__Provided data__:
____
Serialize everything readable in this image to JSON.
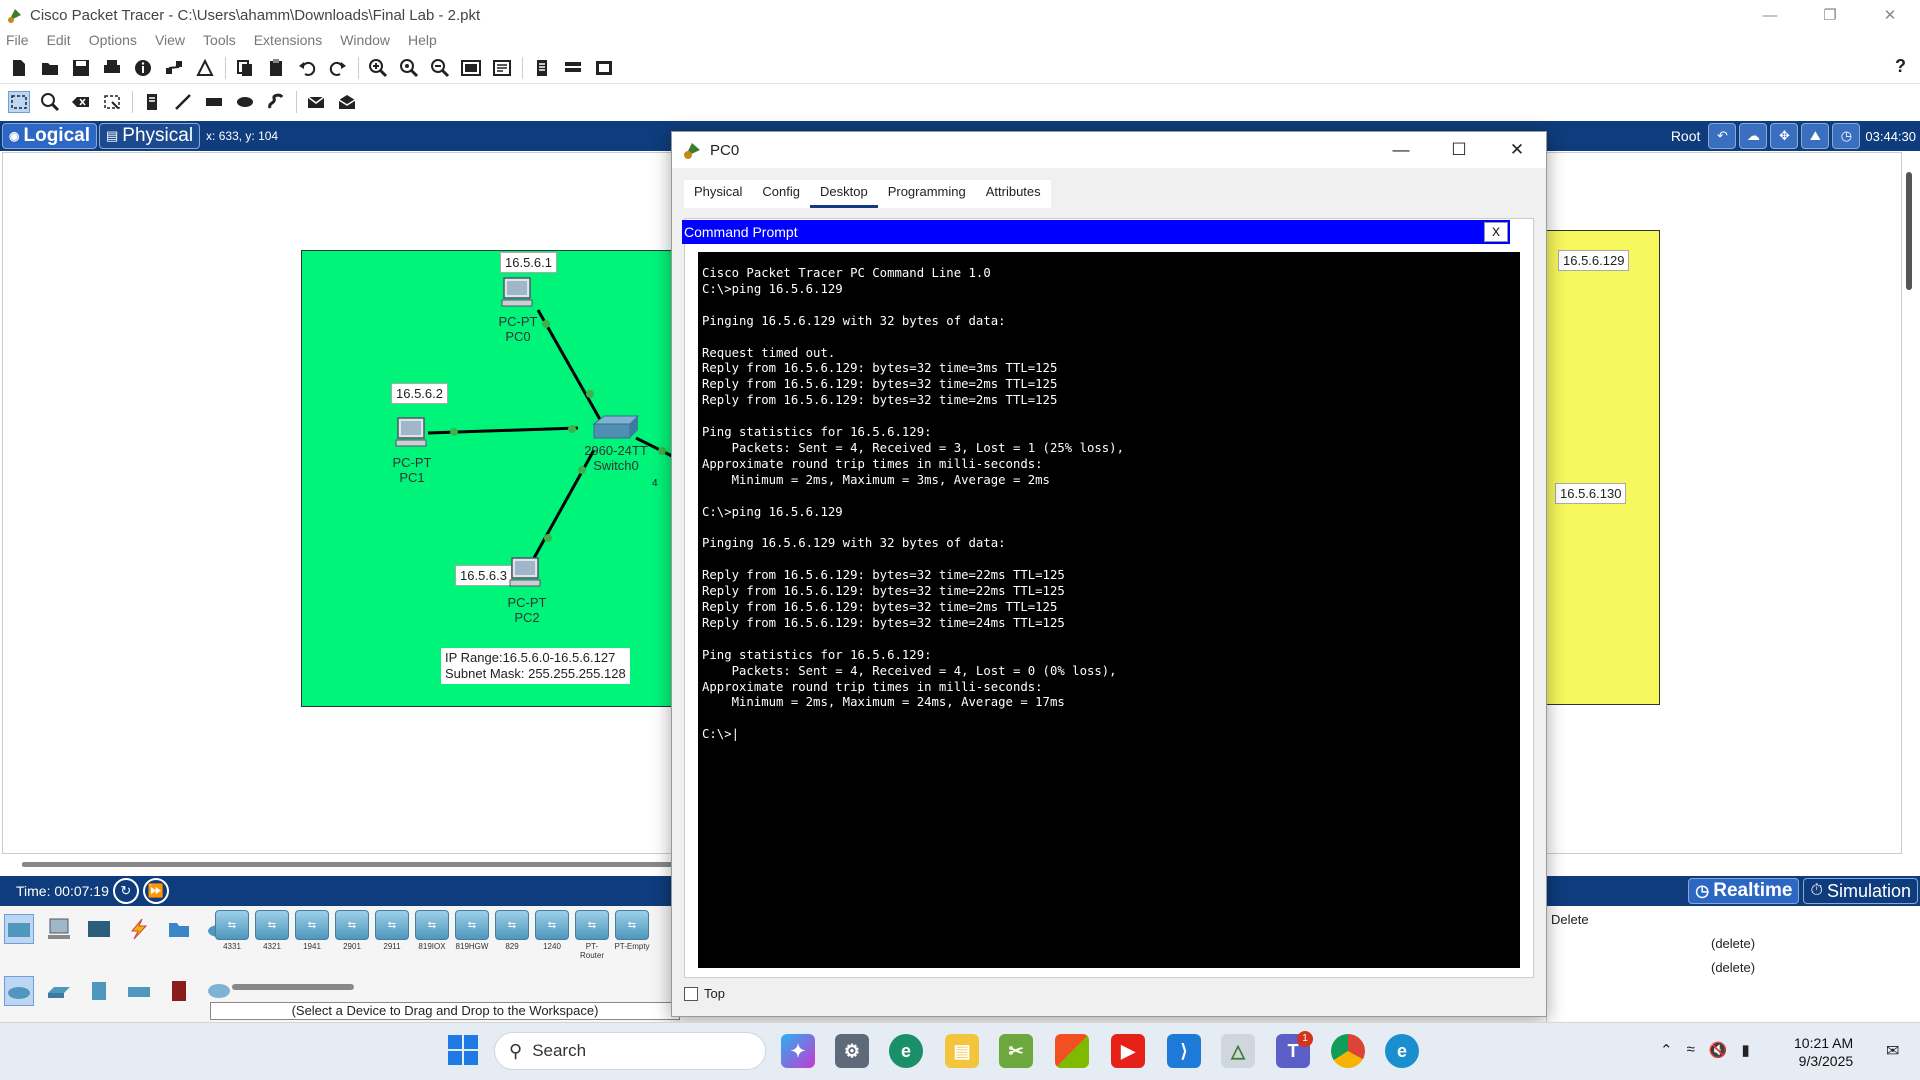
{
  "window": {
    "title": "Cisco Packet Tracer - C:\\Users\\ahamm\\Downloads\\Final Lab - 2.pkt"
  },
  "menu": [
    "File",
    "Edit",
    "Options",
    "View",
    "Tools",
    "Extensions",
    "Window",
    "Help"
  ],
  "toolbar1_icons": [
    "new-file-icon",
    "open-folder-icon",
    "save-icon",
    "print-icon",
    "info-icon",
    "network-wizard-icon",
    "activity-wizard-icon",
    "copy-icon",
    "paste-icon",
    "undo-icon",
    "redo-icon",
    "zoom-in-icon",
    "zoom-reset-icon",
    "zoom-out-icon",
    "drawing-palette-icon",
    "custom-device-icon",
    "notes-icon",
    "viewport-icon",
    "cluster-icon"
  ],
  "toolbar2_icons": [
    "select-icon",
    "inspect-icon",
    "delete-icon",
    "resize-icon",
    "note-icon",
    "line-icon",
    "rectangle-icon",
    "ellipse-icon",
    "freeform-icon",
    "simple-pdu-icon",
    "complex-pdu-icon"
  ],
  "help_label": "?",
  "viewbar": {
    "logical": "Logical",
    "physical": "Physical",
    "coords": "x: 633, y: 104",
    "root": "Root",
    "clock": "03:44:30"
  },
  "workspace": {
    "ip_pc0": "16.5.6.1",
    "pc0_type": "PC-PT",
    "pc0_name": "PC0",
    "ip_pc1": "16.5.6.2",
    "pc1_type": "PC-PT",
    "pc1_name": "PC1",
    "ip_pc2": "16.5.6.3",
    "pc2_type": "PC-PT",
    "pc2_name": "PC2",
    "switch_type": "2960-24TT",
    "switch_name": "Switch0",
    "info_line1": "IP Range:16.5.6.0-16.5.6.127",
    "info_line2": "Subnet Mask: 255.255.255.128",
    "ip_right1": "16.5.6.129",
    "ip_right2": "16.5.6.130",
    "stray_mark": "4"
  },
  "timebar": {
    "time": "Time: 00:07:19",
    "realtime": "Realtime",
    "simulation": "Simulation"
  },
  "palette": {
    "devices": [
      "4331",
      "4321",
      "1941",
      "2901",
      "2911",
      "819IOX",
      "819HGW",
      "829",
      "1240",
      "PT-Router",
      "PT-Empty"
    ],
    "hint": "(Select a Device to Drag and Drop to the Workspace)"
  },
  "pdu_panel": {
    "header": "Delete",
    "rows": [
      "(delete)",
      "(delete)"
    ]
  },
  "pc_window": {
    "title": "PC0",
    "tabs": [
      "Physical",
      "Config",
      "Desktop",
      "Programming",
      "Attributes"
    ],
    "active_tab": "Desktop",
    "cmd_title": "Command Prompt",
    "cmd_close": "X",
    "terminal_text": "Cisco Packet Tracer PC Command Line 1.0\nC:\\>ping 16.5.6.129\n\nPinging 16.5.6.129 with 32 bytes of data:\n\nRequest timed out.\nReply from 16.5.6.129: bytes=32 time=3ms TTL=125\nReply from 16.5.6.129: bytes=32 time=2ms TTL=125\nReply from 16.5.6.129: bytes=32 time=2ms TTL=125\n\nPing statistics for 16.5.6.129:\n    Packets: Sent = 4, Received = 3, Lost = 1 (25% loss),\nApproximate round trip times in milli-seconds:\n    Minimum = 2ms, Maximum = 3ms, Average = 2ms\n\nC:\\>ping 16.5.6.129\n\nPinging 16.5.6.129 with 32 bytes of data:\n\nReply from 16.5.6.129: bytes=32 time=22ms TTL=125\nReply from 16.5.6.129: bytes=32 time=22ms TTL=125\nReply from 16.5.6.129: bytes=32 time=2ms TTL=125\nReply from 16.5.6.129: bytes=32 time=24ms TTL=125\n\nPing statistics for 16.5.6.129:\n    Packets: Sent = 4, Received = 4, Lost = 0 (0% loss),\nApproximate round trip times in milli-seconds:\n    Minimum = 2ms, Maximum = 24ms, Average = 17ms\n\nC:\\>|",
    "top_checkbox": "Top"
  },
  "taskbar": {
    "search": "Search",
    "apps": [
      "copilot-icon",
      "settings-icon",
      "edge-icon",
      "file-explorer-icon",
      "snipping-tool-icon",
      "microsoft-store-icon",
      "youtube-icon",
      "vscode-icon",
      "packet-tracer-icon",
      "teams-icon",
      "chrome-icon",
      "edge-beta-icon"
    ],
    "teams_badge": "1",
    "time": "10:21 AM",
    "date": "9/3/2025"
  }
}
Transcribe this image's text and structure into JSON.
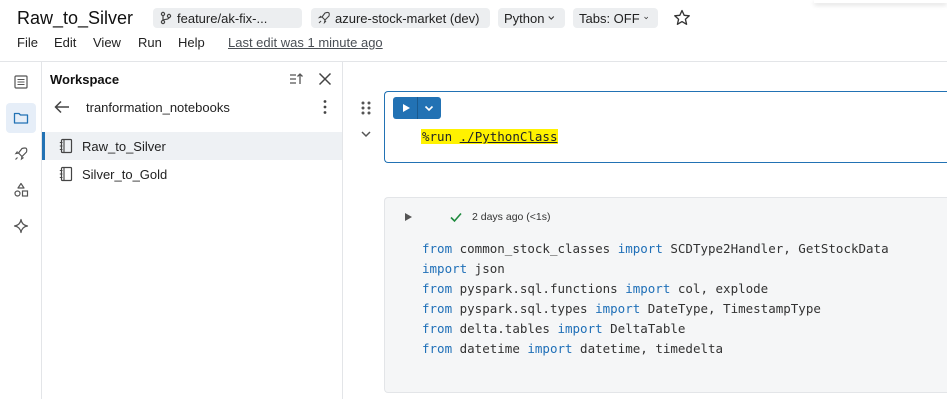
{
  "header": {
    "title": "Raw_to_Silver",
    "branch": "feature/ak-fix-...",
    "cluster": "azure-stock-market (dev)",
    "language": "Python",
    "tabs": "Tabs: OFF",
    "menu": [
      "File",
      "Edit",
      "View",
      "Run",
      "Help"
    ],
    "last_edit": "Last edit was 1 minute ago"
  },
  "rail": {
    "icons": [
      "list-icon",
      "folder-icon",
      "rocket-icon",
      "shapes-icon",
      "sparkle-icon"
    ],
    "active": "folder-icon"
  },
  "workspace": {
    "title": "Workspace",
    "folder": "tranformation_notebooks",
    "items": [
      {
        "label": "Raw_to_Silver",
        "active": true
      },
      {
        "label": "Silver_to_Gold",
        "active": false
      }
    ]
  },
  "cells": {
    "cell1": {
      "magic": "%run",
      "path": "./PythonClass"
    },
    "cell2": {
      "status": "2 days ago (<1s)",
      "lines": [
        [
          {
            "t": "from",
            "k": true
          },
          {
            "t": " common_stock_classes "
          },
          {
            "t": "import",
            "k": true
          },
          {
            "t": " SCDType2Handler, GetStockData"
          }
        ],
        [
          {
            "t": "import",
            "k": true
          },
          {
            "t": " json"
          }
        ],
        [
          {
            "t": "from",
            "k": true
          },
          {
            "t": " pyspark.sql.functions "
          },
          {
            "t": "import",
            "k": true
          },
          {
            "t": " col, explode"
          }
        ],
        [
          {
            "t": "from",
            "k": true
          },
          {
            "t": " pyspark.sql.types "
          },
          {
            "t": "import",
            "k": true
          },
          {
            "t": " DateType, TimestampType"
          }
        ],
        [
          {
            "t": "from",
            "k": true
          },
          {
            "t": " delta.tables "
          },
          {
            "t": "import",
            "k": true
          },
          {
            "t": " DeltaTable"
          }
        ],
        [
          {
            "t": "from",
            "k": true
          },
          {
            "t": " datetime "
          },
          {
            "t": "import",
            "k": true
          },
          {
            "t": " datetime, timedelta"
          }
        ]
      ]
    }
  },
  "colors": {
    "accent": "#2272b4",
    "keyword": "#2070b8",
    "highlight": "#fff200",
    "success": "#1e8a3e"
  }
}
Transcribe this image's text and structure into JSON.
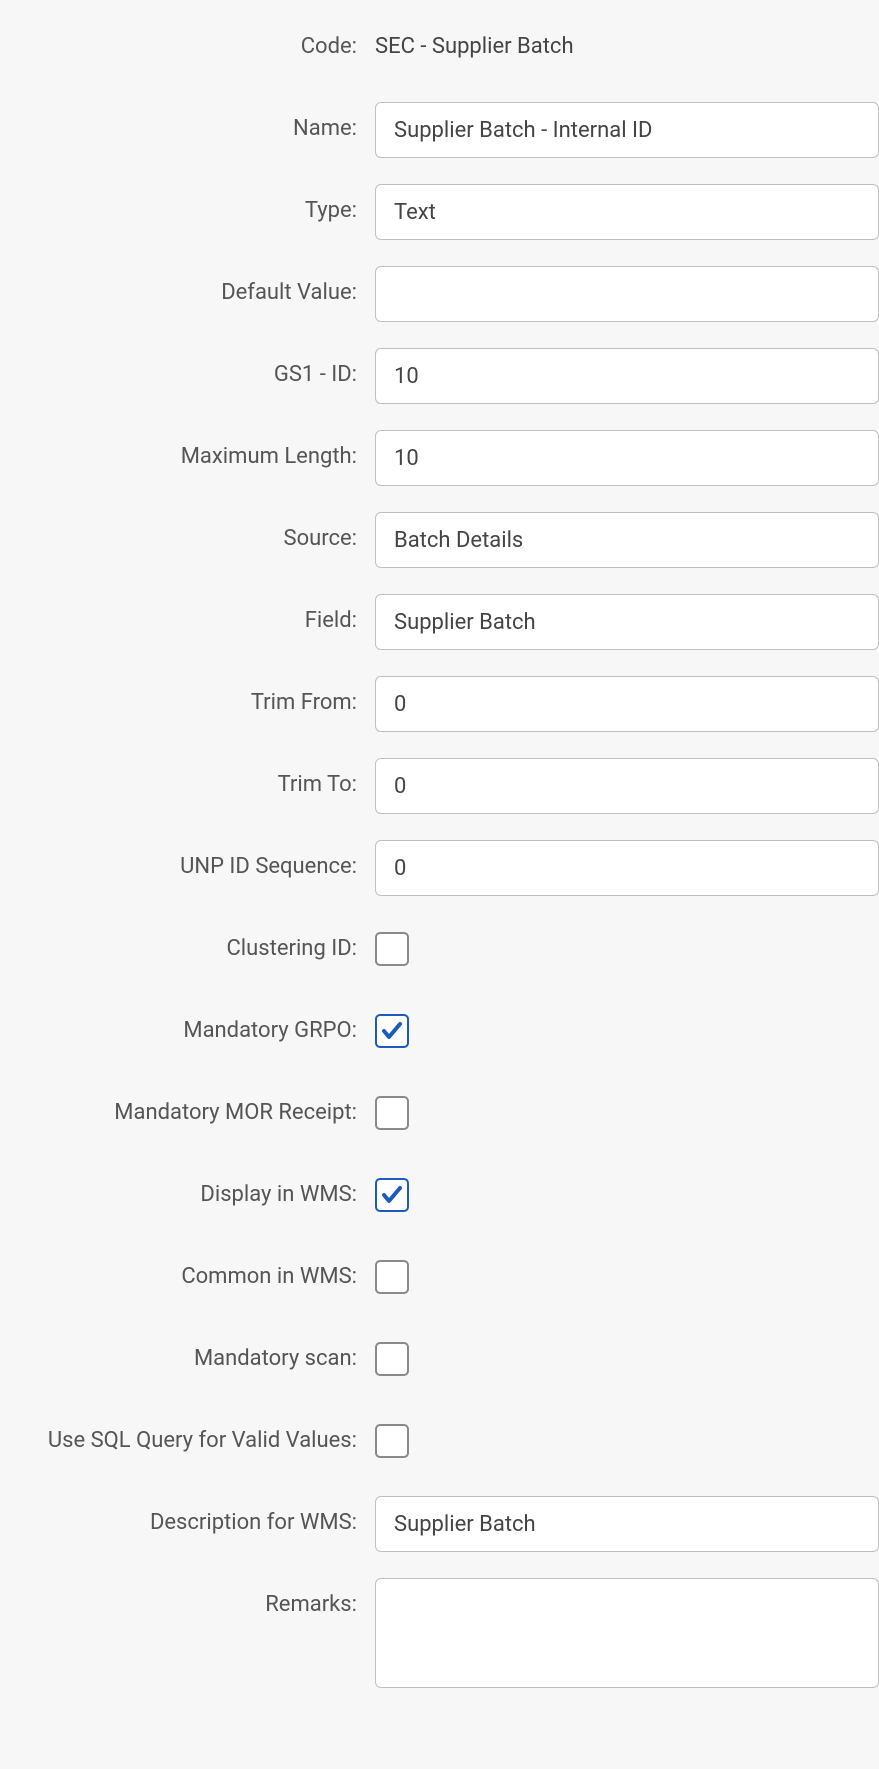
{
  "form": {
    "code": {
      "label": "Code:",
      "value": "SEC - Supplier Batch"
    },
    "name": {
      "label": "Name:",
      "value": "Supplier Batch - Internal ID"
    },
    "type": {
      "label": "Type:",
      "value": "Text"
    },
    "default_value": {
      "label": "Default Value:",
      "value": ""
    },
    "gs1_id": {
      "label": "GS1 - ID:",
      "value": "10"
    },
    "maximum_length": {
      "label": "Maximum Length:",
      "value": "10"
    },
    "source": {
      "label": "Source:",
      "value": "Batch Details"
    },
    "field": {
      "label": "Field:",
      "value": "Supplier Batch"
    },
    "trim_from": {
      "label": "Trim From:",
      "value": "0"
    },
    "trim_to": {
      "label": "Trim To:",
      "value": "0"
    },
    "unp_id_sequence": {
      "label": "UNP ID Sequence:",
      "value": "0"
    },
    "clustering_id": {
      "label": "Clustering ID:",
      "checked": false
    },
    "mandatory_grpo": {
      "label": "Mandatory GRPO:",
      "checked": true
    },
    "mandatory_mor_receipt": {
      "label": "Mandatory MOR Receipt:",
      "checked": false
    },
    "display_in_wms": {
      "label": "Display in WMS:",
      "checked": true
    },
    "common_in_wms": {
      "label": "Common in WMS:",
      "checked": false
    },
    "mandatory_scan": {
      "label": "Mandatory scan:",
      "checked": false
    },
    "use_sql_query": {
      "label": "Use SQL Query for Valid Values:",
      "checked": false
    },
    "description_for_wms": {
      "label": "Description for WMS:",
      "value": "Supplier Batch"
    },
    "remarks": {
      "label": "Remarks:",
      "value": ""
    }
  }
}
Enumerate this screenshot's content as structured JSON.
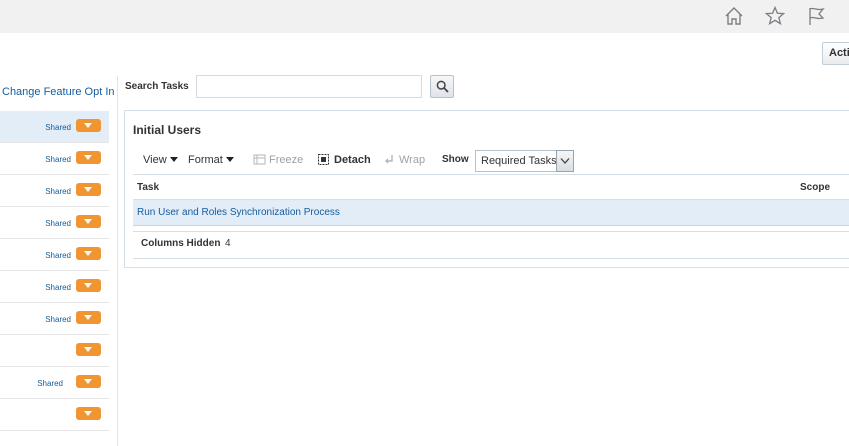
____
__Problem to solve__: From the listing, tally every line with the word "this" in it and give only the tally.

__Exercise solution__: 4